>> BEGIN

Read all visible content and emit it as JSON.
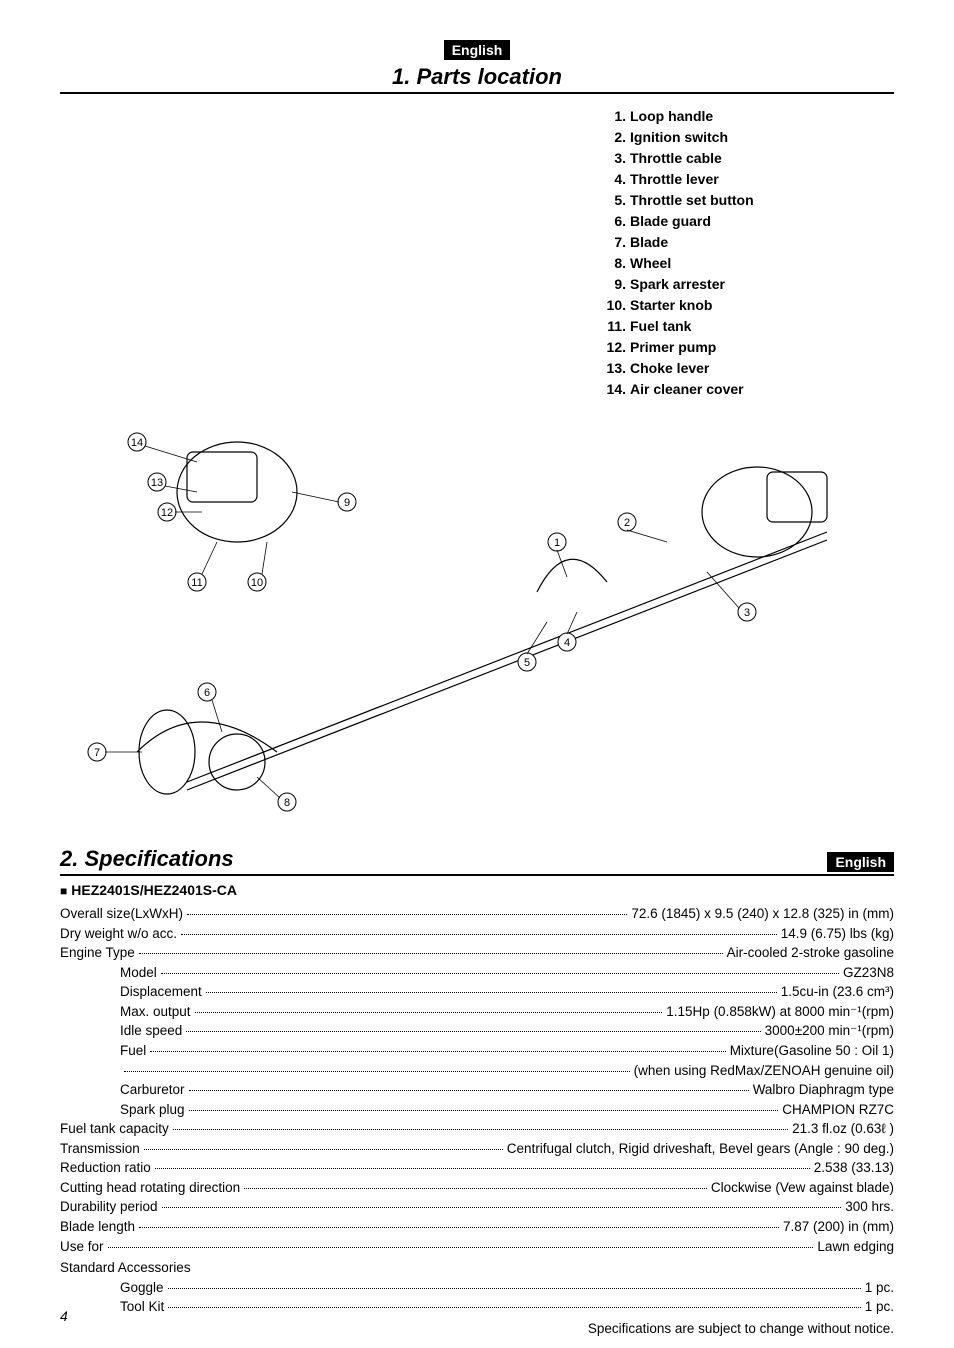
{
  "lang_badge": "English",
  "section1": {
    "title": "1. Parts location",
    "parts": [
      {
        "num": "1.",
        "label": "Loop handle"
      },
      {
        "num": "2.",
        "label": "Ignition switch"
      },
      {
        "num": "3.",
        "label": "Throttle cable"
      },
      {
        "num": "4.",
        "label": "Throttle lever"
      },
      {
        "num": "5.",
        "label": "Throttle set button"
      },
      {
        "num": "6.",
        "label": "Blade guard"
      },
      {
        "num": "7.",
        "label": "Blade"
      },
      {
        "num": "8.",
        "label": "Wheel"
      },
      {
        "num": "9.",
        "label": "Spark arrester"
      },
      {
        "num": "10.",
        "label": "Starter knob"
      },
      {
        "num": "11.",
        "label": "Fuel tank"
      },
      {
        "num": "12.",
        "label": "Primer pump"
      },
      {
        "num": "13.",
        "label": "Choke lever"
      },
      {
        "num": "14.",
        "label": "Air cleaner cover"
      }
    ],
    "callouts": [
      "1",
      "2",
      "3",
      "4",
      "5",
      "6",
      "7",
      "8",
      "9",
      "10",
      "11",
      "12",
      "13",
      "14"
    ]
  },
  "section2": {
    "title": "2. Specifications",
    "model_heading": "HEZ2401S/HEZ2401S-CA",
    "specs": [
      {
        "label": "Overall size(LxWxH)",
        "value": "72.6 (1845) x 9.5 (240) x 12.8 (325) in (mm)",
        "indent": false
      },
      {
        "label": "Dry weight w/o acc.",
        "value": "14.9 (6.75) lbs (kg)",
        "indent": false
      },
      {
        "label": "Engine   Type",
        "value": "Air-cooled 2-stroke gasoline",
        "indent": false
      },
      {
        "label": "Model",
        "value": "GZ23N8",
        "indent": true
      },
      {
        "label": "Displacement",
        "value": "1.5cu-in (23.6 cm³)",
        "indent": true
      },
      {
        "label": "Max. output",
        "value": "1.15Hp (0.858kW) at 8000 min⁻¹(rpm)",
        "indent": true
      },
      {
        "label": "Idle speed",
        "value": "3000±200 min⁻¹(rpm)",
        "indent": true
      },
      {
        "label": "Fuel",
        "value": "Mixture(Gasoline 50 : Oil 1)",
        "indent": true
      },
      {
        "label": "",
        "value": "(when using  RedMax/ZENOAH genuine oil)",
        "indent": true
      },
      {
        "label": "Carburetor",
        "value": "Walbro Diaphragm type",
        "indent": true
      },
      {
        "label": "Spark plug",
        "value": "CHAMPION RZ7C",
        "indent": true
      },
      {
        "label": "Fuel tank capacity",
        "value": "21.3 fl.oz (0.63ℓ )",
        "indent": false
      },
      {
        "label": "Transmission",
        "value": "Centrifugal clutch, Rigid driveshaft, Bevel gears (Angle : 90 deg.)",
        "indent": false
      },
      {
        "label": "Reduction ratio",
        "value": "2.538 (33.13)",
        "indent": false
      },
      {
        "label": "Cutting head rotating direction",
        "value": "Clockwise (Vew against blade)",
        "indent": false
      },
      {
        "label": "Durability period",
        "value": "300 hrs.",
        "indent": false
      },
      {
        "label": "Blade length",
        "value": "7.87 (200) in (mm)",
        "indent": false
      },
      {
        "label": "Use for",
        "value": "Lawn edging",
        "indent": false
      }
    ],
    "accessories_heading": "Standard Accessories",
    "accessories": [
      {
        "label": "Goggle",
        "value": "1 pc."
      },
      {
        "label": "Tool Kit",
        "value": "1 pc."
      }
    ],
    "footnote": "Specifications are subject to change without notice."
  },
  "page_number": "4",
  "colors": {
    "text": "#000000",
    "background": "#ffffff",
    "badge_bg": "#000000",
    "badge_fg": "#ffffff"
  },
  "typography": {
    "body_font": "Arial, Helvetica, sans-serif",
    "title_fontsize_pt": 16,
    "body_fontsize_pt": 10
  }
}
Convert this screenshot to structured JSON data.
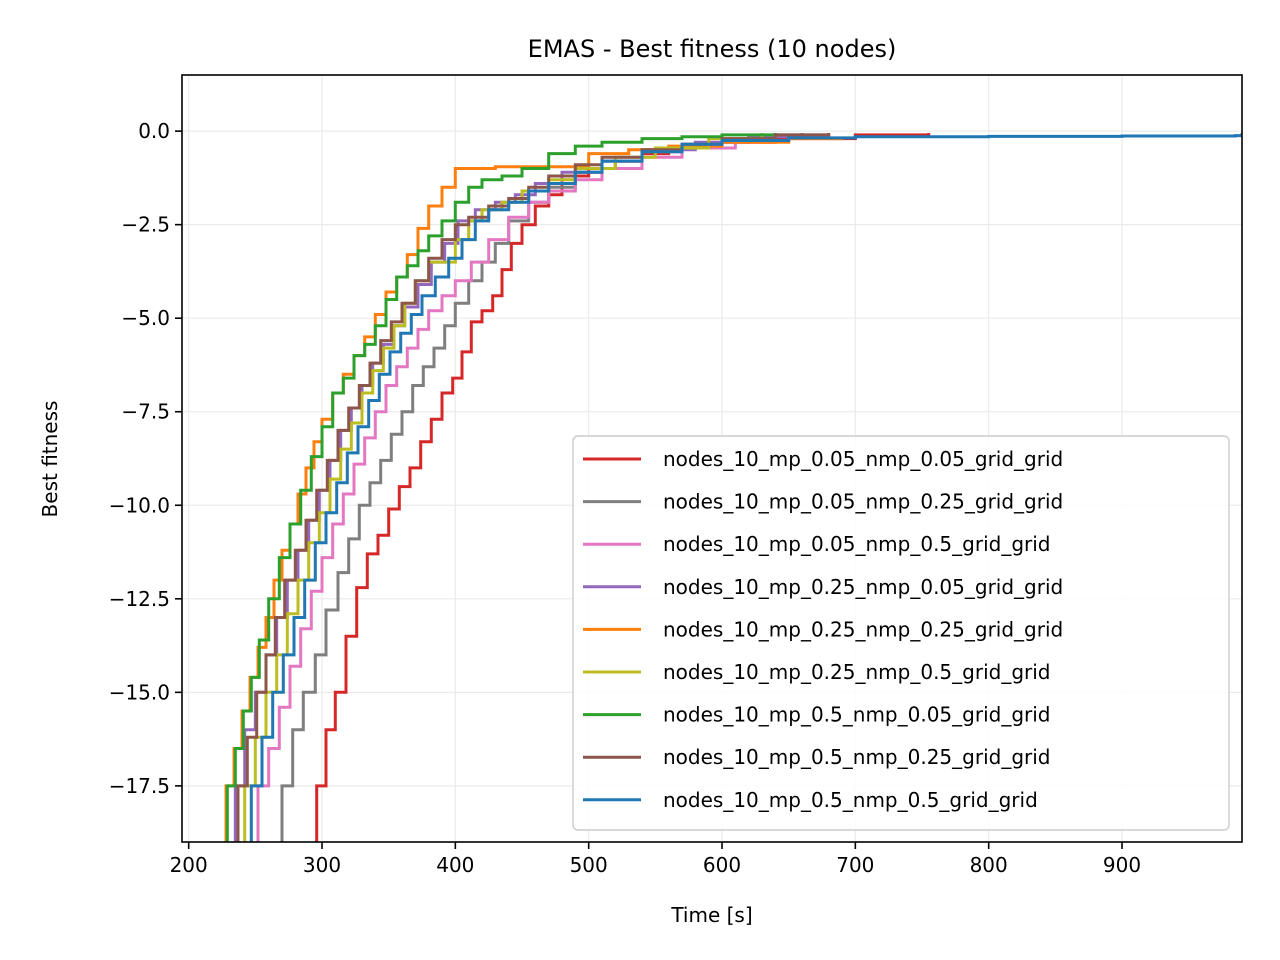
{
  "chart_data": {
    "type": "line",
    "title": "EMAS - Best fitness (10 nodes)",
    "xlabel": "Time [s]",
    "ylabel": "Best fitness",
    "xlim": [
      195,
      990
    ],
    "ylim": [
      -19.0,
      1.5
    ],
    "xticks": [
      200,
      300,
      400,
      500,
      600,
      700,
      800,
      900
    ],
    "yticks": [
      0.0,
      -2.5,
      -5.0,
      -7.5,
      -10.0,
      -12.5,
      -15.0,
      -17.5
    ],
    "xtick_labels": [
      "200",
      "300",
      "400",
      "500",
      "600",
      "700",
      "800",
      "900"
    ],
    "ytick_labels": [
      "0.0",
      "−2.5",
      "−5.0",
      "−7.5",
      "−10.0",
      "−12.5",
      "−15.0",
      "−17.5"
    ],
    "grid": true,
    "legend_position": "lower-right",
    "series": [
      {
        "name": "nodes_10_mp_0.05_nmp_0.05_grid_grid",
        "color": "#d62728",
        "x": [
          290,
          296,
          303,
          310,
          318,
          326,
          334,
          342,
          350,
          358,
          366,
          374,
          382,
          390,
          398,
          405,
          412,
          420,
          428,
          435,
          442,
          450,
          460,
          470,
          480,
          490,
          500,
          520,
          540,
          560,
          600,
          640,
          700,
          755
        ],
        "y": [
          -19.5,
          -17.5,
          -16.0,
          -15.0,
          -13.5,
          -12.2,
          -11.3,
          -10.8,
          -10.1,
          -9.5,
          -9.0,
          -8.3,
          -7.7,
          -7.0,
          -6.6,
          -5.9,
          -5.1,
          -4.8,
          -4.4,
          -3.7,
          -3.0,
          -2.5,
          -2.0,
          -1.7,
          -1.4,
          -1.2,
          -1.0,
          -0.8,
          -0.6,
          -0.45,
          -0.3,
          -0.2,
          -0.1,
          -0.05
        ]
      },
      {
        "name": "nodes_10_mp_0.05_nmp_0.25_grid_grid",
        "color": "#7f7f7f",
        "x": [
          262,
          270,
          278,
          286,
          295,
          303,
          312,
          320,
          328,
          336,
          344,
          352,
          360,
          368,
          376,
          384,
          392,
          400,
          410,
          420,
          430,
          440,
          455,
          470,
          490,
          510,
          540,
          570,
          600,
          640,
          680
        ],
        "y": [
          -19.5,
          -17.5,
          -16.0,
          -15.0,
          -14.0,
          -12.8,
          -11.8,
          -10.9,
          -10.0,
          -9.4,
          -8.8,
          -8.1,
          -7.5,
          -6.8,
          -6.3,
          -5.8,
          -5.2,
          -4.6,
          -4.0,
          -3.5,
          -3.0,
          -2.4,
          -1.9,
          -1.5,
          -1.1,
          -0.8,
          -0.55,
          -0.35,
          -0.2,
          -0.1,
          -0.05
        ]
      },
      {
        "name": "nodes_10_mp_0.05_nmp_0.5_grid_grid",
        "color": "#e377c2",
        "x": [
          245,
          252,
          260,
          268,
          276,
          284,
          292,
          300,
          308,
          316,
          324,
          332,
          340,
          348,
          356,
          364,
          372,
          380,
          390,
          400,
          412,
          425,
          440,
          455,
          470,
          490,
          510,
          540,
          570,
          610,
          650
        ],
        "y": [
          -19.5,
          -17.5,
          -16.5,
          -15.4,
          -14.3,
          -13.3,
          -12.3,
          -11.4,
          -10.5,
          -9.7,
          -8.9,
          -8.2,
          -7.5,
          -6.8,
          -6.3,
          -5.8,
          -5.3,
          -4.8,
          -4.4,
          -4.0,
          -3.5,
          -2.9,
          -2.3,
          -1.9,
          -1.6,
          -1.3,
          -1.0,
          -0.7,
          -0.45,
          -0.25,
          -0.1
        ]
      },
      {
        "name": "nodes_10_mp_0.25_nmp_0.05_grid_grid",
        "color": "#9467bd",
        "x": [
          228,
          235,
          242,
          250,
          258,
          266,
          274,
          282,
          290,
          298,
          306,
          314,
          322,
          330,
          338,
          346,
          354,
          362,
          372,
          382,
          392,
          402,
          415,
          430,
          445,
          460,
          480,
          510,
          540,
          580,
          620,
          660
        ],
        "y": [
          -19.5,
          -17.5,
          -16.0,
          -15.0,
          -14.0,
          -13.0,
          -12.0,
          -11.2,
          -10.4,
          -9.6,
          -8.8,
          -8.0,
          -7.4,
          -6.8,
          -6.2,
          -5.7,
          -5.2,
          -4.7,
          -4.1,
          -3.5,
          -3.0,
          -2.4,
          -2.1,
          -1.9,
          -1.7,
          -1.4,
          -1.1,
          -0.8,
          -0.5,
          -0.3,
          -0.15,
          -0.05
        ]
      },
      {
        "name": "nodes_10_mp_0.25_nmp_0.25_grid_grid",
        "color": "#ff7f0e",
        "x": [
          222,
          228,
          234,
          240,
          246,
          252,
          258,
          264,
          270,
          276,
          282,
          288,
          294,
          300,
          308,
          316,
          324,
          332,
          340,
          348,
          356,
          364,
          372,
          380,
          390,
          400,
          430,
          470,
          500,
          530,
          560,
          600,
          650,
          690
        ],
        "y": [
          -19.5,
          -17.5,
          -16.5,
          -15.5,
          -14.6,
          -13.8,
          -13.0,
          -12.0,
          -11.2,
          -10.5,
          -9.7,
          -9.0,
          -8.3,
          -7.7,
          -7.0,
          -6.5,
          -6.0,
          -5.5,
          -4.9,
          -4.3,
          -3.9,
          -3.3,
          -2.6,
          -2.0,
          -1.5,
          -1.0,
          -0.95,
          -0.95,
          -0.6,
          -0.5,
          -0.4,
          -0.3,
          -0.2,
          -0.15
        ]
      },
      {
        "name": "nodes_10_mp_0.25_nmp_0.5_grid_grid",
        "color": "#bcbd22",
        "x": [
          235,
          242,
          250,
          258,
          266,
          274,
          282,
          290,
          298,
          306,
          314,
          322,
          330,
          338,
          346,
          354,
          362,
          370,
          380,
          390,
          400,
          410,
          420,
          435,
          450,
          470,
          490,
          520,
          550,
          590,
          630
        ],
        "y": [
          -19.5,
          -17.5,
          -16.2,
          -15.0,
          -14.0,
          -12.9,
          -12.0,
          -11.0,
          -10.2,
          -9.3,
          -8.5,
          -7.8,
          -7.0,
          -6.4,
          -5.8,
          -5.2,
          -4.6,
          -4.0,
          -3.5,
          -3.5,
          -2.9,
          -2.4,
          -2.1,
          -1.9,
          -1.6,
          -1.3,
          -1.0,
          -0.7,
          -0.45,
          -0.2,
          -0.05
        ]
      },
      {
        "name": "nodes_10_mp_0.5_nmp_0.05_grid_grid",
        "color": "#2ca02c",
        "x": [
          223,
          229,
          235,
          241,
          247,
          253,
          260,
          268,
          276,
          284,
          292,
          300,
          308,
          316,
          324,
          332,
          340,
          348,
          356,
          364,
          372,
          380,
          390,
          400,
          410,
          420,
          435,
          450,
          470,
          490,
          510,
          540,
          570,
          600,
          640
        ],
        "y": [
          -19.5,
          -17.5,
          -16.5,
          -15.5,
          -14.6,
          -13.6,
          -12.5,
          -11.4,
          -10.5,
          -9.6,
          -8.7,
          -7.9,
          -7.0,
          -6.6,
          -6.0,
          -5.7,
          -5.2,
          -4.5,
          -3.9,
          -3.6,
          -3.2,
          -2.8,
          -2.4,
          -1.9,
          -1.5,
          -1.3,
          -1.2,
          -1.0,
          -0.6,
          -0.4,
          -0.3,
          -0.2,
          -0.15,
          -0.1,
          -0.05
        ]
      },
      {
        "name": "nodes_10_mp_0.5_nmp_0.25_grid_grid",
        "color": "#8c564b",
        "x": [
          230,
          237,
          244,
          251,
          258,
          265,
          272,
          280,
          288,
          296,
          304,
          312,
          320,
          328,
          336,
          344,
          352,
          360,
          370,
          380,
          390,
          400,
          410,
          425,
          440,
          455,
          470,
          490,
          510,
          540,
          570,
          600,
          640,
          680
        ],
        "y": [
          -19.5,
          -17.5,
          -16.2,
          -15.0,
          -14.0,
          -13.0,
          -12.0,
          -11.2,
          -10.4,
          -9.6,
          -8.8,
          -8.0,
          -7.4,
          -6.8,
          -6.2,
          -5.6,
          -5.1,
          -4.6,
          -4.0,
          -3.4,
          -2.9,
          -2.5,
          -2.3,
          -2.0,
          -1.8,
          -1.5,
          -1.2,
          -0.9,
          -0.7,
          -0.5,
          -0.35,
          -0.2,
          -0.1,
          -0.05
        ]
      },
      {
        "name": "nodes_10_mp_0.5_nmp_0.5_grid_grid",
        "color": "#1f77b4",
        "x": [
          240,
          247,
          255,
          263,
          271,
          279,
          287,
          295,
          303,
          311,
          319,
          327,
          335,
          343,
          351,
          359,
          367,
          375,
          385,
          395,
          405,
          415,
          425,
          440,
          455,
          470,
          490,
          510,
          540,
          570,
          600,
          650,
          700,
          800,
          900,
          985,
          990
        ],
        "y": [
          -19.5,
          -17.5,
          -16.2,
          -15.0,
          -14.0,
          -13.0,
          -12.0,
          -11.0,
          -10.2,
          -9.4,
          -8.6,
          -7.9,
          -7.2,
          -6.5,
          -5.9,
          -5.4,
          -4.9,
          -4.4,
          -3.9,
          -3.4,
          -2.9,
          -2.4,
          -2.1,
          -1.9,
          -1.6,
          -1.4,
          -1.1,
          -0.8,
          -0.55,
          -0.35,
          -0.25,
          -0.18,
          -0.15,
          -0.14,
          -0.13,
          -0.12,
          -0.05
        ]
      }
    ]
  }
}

>> END

* _CHALLENGE_
Lines that hold the word "JSON" are the ones to return, every one of them.

* _ANSWER TO THE TASK_
Read all visible content and emit it as JSON.
Convert this screenshot to structured JSON data.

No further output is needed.